[Tugas yang Dikerjakan]
- 1) Salin persis bagian berita penangkapan SM di Malang, mulai dari "Kapolres mengatakan, SM" dan berakhir pada "keterangan mengenai SM.".
- 2) Teruskan berita penangkapan SM di Malang, mulai setelah kalimat terakhir yang tertera.

[Teks Sumber]
----
SM Diduga Anggota ISIS Terakhir di Malang

Aditya Mahatva Yodha    •    Rabu, 21 Jun 2017 12:05 WIB
terorisme
SM Diduga Anggota ISIS Terakhir di Malang
Pengamanan lokasi penangkapan SM, terduga teroris ISIS, di Malang, MTVN - Aditya

Metrotvnews.com, Malang: Kapolres Malang, Jawa Timur, AKBP Yade Setiawan Ujung, mengaku tak mudah mengendus gerakan ISIS di kabupaten tersebut. Namun, ia memastikan Syahrul Munif atau SM sebagai anggota terakhir ISIS yang bercokol di Malang.

Senin 19 Juni 2017, Detasemen Khusus 88 Antiteror membekuk SM di Jalan Wijaya, Kecamatan Singosari, Kabupaten Malang. SM diduga terlibat jaringan Jamaah Ansharut Daulah (JAD) yang terhubung dengan Helmi Alamudi (Yayasan Mega mendung Pisang candi), Abdul Hakim (Embong Arab) dan Junaidi (Bumiayu) yang ketiga orang tersebut sudah diamankan Densus 88 beberapa waktu lalu.

Baca: Terduga Teroris di Malang Seorang Penjual Pakaian

Kapolres mengatakan, SM tak berpindah tempat ataupun menyembunyikan diri. Namun, data terkait SM minim sehingga sulit mengidentifikasinya.

Keterlibatan SM teridentifikasi beberapa waktu lalu. Anggota ISIS yang ditangkap di Embong Arab Malang, Abdul Hakim, memberikan keterangan mengenai SM.
----
[Bahan yang Disediakan]
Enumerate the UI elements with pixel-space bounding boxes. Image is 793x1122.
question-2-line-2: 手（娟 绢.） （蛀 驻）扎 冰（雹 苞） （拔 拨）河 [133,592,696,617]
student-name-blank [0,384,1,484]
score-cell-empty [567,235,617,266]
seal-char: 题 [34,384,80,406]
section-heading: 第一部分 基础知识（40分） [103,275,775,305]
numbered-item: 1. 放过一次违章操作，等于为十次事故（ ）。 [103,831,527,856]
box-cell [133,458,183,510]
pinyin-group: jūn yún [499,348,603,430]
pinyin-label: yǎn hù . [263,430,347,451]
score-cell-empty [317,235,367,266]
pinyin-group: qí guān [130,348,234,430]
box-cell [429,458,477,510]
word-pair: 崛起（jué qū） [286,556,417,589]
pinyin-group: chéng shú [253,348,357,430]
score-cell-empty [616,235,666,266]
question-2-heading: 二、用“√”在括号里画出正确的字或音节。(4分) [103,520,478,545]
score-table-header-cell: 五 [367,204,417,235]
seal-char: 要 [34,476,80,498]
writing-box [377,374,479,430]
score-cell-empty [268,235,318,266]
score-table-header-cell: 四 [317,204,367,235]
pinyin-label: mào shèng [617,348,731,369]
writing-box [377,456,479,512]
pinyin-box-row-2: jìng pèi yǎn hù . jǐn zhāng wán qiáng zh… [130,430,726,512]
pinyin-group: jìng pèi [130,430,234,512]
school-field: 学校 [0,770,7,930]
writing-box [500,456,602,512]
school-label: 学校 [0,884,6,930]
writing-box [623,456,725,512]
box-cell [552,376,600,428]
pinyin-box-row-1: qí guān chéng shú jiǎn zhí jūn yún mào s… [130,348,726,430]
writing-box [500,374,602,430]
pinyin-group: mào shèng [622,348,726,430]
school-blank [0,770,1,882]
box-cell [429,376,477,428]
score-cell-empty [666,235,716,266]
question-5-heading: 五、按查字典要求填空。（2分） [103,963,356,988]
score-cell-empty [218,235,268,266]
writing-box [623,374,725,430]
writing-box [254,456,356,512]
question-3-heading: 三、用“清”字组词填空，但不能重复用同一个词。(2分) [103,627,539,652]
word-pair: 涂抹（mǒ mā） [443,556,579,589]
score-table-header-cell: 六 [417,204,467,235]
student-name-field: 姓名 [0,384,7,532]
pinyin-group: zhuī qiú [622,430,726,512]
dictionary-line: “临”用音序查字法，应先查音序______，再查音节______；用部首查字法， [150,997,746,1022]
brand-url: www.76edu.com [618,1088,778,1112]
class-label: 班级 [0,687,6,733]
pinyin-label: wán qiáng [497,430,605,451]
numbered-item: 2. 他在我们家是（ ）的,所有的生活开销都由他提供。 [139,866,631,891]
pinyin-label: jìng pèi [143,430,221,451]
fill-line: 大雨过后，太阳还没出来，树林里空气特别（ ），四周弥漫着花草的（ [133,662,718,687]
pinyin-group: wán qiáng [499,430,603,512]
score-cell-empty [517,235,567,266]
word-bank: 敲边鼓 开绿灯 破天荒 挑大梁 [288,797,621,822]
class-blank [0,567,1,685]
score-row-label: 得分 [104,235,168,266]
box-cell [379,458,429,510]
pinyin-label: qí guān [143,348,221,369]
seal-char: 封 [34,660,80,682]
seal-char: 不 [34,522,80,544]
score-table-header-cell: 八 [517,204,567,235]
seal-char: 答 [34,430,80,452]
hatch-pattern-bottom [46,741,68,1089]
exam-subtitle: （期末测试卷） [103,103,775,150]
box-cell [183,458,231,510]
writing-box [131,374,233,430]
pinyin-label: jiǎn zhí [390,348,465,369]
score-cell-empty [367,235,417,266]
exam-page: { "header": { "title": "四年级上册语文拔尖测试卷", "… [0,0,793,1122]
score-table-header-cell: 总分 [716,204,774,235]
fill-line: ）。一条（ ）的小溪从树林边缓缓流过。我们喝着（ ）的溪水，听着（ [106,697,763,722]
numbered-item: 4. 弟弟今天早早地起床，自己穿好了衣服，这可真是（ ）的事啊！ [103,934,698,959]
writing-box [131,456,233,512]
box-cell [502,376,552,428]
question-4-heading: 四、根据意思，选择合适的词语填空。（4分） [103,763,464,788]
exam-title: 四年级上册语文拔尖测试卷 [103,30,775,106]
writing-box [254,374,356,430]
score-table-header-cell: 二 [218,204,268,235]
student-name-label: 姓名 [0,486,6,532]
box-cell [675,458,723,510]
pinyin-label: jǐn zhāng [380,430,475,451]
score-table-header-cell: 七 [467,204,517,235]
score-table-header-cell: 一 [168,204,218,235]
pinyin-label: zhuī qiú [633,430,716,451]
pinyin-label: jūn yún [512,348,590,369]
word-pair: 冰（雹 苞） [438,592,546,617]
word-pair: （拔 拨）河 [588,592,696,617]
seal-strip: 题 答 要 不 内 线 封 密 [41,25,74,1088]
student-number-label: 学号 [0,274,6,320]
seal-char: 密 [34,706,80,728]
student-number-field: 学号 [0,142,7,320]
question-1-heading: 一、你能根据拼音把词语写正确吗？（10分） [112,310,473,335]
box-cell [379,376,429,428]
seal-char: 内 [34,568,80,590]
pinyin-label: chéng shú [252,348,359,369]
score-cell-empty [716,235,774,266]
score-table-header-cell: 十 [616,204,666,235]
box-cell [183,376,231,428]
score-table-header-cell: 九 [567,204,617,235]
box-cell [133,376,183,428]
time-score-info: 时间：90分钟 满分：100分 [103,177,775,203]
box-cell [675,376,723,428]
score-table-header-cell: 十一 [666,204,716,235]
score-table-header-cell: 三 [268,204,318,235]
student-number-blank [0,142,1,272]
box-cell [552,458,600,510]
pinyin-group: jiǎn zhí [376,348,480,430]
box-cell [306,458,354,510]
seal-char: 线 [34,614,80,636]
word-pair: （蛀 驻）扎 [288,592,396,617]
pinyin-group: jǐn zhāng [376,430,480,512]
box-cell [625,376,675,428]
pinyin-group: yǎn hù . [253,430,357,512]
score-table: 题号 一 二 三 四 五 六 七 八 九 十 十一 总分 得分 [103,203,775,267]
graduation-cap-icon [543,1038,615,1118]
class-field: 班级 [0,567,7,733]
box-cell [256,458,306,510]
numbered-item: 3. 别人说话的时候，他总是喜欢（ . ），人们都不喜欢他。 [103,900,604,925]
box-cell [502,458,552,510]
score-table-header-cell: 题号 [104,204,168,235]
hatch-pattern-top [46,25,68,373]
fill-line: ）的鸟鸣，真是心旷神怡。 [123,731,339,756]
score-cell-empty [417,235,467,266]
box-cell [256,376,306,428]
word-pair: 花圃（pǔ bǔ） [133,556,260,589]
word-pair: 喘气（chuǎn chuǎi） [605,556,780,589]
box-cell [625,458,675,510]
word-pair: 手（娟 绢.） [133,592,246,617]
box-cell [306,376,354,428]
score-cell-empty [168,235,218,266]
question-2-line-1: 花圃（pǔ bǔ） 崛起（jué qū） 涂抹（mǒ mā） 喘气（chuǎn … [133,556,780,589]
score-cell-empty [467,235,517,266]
----
[Jawaban yang Diberikan]
- 1)
Kapolres mengatakan, SM tak berpindah tempat ataupun menyembunyikan diri. Namun, data terkait SM minim sehingga sulit mengidentifikasinya.

Keterlibatan SM teridentifikasi beberapa waktu lalu. Anggota ISIS yang ditangkap di Embong Arab Malang, Abdul Hakim, memberikan keterangan mengenai SM.

- 2)
Keterangan didapat setelah petugas mengamati video berjudul Indonesia Mujahid yang diunggah di YouTube, Video itu beredar pada 2014. Petugas menanyakan seseorang dalam video yang mengenakan baju abu-abu bertuliskan Indonesia Army dan membawa senjata api AK-47.

"Dari keterangan Abdul Hakim, Densus bertanya lalu didapat data SM. Akhirnya SM diciduk," terang Yade di Mapolres Malang, Rabu 21 Juni 2017.

Sehari-hari, lanjut Yade, SM berjualan pakaian dan buku sekolah. Namun SM pernah mengikuti kegiatan selama 6 bulan di Syiria. SM bergabung dengan Abu Jandal, pentolan JAD di Malang.

"Selama enam bulan itu, dia menjalani latihan perang dan ikut berperang di sana," ungkap Yade.

Kepada penyidik, SM mengaku menyesal mengikuti kegiatan di Syria. SM merasa ISIS tak sesuai harapannya. Lantaran itu, SM pulang ke Tanah Air.

"Dia mendapat janji puluhan juta (bergabung di ISIS). Namun yang diterima hanya Rp600 ribu," pungkas Kapolres.